Entries taken from a collection:

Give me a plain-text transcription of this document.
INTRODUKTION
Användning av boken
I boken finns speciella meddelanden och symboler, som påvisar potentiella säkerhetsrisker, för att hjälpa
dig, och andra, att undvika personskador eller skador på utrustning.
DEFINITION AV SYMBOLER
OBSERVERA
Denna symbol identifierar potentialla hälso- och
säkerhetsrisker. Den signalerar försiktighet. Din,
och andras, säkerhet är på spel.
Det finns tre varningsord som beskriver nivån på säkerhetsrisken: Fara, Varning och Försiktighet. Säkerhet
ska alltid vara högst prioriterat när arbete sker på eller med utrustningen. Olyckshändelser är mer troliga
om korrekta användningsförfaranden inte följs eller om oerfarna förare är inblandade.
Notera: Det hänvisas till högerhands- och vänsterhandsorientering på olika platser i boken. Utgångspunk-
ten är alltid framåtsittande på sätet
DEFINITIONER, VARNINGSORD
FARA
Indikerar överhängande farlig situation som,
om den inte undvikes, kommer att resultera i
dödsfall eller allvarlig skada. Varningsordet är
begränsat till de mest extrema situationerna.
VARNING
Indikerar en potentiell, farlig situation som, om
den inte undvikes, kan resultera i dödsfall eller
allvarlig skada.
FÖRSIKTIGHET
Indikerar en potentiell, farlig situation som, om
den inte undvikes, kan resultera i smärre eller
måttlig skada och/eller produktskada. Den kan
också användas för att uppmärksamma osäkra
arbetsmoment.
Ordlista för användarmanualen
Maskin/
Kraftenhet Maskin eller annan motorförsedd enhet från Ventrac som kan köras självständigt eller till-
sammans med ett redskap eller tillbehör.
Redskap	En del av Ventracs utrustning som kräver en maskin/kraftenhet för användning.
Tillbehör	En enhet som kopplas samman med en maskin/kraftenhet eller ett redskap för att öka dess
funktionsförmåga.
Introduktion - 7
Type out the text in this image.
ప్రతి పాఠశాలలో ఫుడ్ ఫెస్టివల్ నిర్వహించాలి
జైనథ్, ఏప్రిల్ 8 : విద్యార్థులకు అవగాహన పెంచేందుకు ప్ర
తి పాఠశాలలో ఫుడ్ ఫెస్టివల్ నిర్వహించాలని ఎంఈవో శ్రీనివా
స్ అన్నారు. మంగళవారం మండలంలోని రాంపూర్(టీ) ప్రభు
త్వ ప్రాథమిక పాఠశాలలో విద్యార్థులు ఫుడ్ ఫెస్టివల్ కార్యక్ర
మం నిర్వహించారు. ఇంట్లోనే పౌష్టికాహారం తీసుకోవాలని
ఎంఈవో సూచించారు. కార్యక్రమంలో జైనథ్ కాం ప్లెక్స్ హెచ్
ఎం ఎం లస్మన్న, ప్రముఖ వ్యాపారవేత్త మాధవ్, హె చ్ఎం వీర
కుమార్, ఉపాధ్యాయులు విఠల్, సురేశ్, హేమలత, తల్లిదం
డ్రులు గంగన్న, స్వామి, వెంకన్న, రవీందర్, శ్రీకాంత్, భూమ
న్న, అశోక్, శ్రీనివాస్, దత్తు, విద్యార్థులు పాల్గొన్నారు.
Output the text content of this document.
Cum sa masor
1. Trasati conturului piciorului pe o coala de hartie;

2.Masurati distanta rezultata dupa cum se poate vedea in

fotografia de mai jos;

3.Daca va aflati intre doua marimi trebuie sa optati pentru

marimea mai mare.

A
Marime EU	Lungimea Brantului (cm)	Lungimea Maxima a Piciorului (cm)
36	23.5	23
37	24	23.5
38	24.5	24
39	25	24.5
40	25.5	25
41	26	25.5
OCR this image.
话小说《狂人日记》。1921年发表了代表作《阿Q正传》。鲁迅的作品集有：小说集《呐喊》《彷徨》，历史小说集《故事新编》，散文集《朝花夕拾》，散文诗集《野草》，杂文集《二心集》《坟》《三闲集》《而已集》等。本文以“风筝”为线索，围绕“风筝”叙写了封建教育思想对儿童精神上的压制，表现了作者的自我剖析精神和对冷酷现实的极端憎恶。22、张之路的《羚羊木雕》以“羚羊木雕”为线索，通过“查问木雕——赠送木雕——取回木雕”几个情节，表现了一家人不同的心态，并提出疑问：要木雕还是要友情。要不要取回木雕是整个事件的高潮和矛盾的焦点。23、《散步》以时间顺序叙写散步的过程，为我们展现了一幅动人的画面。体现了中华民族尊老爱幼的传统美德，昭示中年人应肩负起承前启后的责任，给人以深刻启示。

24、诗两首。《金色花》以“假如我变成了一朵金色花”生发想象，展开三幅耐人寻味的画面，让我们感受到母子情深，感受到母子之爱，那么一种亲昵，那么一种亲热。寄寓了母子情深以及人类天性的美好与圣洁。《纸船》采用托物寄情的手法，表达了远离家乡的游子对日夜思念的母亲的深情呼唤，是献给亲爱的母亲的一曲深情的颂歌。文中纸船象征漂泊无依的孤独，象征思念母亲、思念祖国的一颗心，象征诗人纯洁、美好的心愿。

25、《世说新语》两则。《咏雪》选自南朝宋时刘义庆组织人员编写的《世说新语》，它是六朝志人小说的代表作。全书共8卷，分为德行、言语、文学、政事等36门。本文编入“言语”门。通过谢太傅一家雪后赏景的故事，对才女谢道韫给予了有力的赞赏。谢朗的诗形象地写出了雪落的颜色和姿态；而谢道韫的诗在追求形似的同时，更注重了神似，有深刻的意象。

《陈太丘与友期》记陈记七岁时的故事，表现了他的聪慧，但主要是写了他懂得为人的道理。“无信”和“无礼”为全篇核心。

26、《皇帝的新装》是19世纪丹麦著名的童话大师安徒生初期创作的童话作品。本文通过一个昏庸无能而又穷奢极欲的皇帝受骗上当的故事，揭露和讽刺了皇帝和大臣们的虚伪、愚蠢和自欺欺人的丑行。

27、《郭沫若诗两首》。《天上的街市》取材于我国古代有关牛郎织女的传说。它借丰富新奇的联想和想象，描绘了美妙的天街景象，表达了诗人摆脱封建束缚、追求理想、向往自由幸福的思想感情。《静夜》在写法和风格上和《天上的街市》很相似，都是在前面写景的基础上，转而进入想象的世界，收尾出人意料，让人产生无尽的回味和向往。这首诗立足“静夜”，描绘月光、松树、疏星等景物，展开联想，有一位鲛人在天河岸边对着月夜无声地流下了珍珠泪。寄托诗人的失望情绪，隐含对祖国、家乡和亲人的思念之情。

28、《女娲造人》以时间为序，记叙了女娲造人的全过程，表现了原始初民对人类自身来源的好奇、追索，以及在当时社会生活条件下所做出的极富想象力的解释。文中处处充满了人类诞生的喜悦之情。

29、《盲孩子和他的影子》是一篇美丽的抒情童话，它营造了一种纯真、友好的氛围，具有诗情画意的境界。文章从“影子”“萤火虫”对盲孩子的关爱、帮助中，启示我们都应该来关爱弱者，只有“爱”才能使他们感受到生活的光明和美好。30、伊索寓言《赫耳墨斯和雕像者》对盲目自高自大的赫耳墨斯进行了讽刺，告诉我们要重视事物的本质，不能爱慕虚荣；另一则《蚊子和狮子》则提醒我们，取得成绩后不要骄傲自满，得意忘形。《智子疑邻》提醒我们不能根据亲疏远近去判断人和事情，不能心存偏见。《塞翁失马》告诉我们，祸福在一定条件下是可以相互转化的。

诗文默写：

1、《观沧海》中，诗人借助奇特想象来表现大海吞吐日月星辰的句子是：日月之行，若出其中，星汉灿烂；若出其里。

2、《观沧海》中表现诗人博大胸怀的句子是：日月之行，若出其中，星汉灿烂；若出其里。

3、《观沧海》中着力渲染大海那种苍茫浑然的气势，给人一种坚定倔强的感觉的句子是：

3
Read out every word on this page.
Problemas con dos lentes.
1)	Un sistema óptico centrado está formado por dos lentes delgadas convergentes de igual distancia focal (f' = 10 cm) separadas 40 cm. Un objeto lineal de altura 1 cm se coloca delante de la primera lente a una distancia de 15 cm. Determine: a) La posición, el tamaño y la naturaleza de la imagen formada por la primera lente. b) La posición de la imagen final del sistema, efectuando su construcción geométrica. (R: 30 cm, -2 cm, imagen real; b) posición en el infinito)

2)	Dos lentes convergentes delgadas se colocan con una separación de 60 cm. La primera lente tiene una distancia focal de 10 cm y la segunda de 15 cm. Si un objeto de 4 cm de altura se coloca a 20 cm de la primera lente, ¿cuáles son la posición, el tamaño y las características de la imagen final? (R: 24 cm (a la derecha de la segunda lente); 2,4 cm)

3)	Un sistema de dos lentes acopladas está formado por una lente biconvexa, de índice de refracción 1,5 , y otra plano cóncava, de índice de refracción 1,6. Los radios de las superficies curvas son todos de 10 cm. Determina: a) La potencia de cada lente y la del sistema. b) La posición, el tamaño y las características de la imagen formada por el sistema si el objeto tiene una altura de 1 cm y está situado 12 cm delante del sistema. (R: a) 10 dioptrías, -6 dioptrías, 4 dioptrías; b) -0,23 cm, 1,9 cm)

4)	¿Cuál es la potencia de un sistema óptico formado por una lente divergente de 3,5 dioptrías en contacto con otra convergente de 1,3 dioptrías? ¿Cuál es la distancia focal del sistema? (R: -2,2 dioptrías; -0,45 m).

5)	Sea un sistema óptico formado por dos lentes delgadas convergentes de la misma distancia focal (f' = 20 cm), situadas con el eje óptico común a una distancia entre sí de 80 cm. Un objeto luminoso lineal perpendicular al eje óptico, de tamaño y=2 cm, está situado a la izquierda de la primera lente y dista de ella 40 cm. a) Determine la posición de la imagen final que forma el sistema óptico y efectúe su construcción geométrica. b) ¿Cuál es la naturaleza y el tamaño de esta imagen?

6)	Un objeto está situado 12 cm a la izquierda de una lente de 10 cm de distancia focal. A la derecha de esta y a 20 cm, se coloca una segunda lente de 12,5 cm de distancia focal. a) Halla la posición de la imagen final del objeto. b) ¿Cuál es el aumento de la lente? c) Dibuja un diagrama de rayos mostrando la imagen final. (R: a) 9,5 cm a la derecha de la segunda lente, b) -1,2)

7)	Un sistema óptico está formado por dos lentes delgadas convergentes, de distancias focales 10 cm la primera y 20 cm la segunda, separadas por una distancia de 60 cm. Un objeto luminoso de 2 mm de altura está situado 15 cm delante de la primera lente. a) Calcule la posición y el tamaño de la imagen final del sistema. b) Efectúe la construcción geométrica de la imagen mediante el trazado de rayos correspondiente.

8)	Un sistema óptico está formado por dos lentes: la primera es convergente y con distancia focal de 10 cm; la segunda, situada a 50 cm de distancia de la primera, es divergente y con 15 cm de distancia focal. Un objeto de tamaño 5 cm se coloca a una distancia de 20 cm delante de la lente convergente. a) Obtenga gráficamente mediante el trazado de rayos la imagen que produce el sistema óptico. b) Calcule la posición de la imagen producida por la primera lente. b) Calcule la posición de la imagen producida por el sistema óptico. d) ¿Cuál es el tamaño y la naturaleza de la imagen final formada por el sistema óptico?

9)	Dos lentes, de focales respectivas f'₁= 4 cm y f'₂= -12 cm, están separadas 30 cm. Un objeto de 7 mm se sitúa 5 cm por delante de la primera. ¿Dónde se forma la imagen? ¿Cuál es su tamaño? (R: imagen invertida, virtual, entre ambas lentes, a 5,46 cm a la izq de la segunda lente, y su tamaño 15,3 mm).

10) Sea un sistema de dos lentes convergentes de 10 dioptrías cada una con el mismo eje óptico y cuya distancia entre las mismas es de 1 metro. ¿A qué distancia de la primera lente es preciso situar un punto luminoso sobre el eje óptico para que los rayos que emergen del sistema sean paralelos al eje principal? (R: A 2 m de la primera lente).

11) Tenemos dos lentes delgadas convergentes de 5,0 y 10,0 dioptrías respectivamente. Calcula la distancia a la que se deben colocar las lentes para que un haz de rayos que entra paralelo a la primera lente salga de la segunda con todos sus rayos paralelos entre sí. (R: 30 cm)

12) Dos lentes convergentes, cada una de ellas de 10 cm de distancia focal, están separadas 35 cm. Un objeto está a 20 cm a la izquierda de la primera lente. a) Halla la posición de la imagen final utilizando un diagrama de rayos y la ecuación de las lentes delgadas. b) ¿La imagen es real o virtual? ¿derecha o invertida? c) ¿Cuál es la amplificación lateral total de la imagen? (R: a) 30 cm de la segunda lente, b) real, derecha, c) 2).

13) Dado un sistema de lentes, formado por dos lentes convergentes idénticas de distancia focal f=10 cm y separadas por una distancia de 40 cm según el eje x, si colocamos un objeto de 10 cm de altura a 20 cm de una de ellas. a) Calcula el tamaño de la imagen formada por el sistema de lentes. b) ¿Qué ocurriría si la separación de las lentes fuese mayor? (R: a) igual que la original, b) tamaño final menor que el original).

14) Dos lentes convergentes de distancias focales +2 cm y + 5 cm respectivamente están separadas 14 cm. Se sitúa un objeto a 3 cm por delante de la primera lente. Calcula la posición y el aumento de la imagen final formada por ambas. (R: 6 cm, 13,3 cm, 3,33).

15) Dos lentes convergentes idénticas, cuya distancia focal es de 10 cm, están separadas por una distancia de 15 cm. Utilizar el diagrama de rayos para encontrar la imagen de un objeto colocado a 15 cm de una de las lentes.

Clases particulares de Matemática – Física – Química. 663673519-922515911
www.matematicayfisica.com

WORK TO BE COMPLETED:
Go through the listing above and list every line that has the word "日月之行".

RESPONSE TO THIS EXERCISE:
1、《观沧海》中，诗人借助奇特想象来表现大海吞吐日月星辰的句子是：日月之行，若出其中，星汉灿烂；若出其里。
2、《观沧海》中表现诗人博大胸怀的句子是：日月之行，若出其中，星汉灿烂；若出其里。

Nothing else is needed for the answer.